Alıştırma görevi ▸
Aşağıdaki tüm kayıtlarda geçen "pdf-file-icon" ifadesini "document-icon" olarak yeniden adlandırıp satırları başka hiçbir şeyi değiştirmeden verin. Resimleri yanıta dahil etmeyin.

***** Çıkarılan bilgiler

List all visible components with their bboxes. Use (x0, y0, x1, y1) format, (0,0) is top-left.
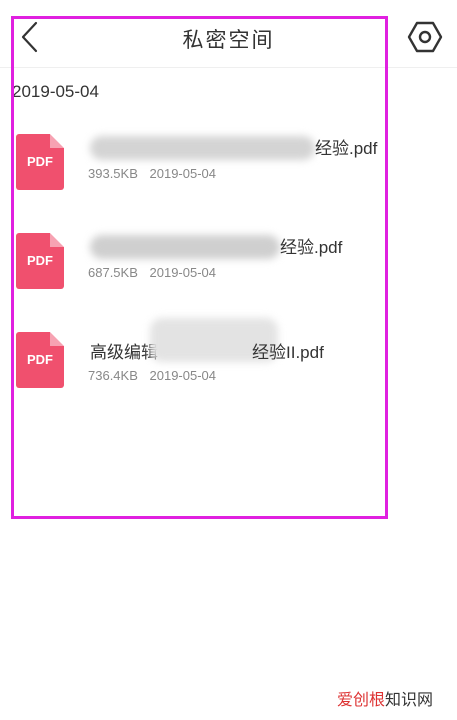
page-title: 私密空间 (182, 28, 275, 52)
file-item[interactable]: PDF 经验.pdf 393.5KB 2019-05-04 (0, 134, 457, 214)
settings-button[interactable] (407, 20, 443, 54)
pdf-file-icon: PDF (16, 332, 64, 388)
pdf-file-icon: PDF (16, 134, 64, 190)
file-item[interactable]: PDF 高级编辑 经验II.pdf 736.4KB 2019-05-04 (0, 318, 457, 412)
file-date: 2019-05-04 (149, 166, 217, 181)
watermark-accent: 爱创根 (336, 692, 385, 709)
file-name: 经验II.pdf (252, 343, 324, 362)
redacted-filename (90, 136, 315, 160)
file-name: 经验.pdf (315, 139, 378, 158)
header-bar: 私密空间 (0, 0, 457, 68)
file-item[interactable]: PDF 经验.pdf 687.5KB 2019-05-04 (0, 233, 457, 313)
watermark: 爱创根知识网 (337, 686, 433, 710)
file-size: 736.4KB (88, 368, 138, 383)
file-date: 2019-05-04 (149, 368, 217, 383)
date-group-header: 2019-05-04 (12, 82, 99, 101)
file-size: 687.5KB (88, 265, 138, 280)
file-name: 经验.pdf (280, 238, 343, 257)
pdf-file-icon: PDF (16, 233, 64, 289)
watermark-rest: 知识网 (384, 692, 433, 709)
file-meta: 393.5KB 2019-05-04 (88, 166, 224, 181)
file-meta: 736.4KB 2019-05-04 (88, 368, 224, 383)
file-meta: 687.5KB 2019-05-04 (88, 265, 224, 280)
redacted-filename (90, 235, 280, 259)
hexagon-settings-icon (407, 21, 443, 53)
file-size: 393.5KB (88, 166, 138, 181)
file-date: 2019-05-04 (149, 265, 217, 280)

**********

Nihai sonuç ▸
List all visible components with their bboxes. Use (x0, y0, x1, y1) format, (0,0) is top-left.
page-title: 私密空间 (182, 28, 275, 52)
file-item[interactable]: PDF 经验.pdf 393.5KB 2019-05-04 (0, 134, 457, 214)
settings-button[interactable] (407, 20, 443, 54)
document-icon: PDF (16, 332, 64, 388)
document-icon: PDF (16, 134, 64, 190)
file-item[interactable]: PDF 高级编辑 经验II.pdf 736.4KB 2019-05-04 (0, 318, 457, 412)
file-date: 2019-05-04 (149, 166, 217, 181)
watermark-accent: 爱创根 (336, 692, 385, 709)
file-name: 经验II.pdf (252, 343, 324, 362)
redacted-filename (90, 136, 315, 160)
file-name: 经验.pdf (315, 139, 378, 158)
header-bar: 私密空间 (0, 0, 457, 68)
file-item[interactable]: PDF 经验.pdf 687.5KB 2019-05-04 (0, 233, 457, 313)
watermark: 爱创根知识网 (337, 686, 433, 710)
file-size: 736.4KB (88, 368, 138, 383)
file-date: 2019-05-04 (149, 368, 217, 383)
date-group-header: 2019-05-04 (12, 82, 99, 101)
file-size: 687.5KB (88, 265, 138, 280)
file-name: 经验.pdf (280, 238, 343, 257)
document-icon: PDF (16, 233, 64, 289)
watermark-rest: 知识网 (384, 692, 433, 709)
file-meta: 393.5KB 2019-05-04 (88, 166, 224, 181)
file-meta: 736.4KB 2019-05-04 (88, 368, 224, 383)
file-meta: 687.5KB 2019-05-04 (88, 265, 224, 280)
redacted-filename (90, 235, 280, 259)
hexagon-settings-icon (407, 21, 443, 53)
file-size: 393.5KB (88, 166, 138, 181)
file-date: 2019-05-04 (149, 265, 217, 280)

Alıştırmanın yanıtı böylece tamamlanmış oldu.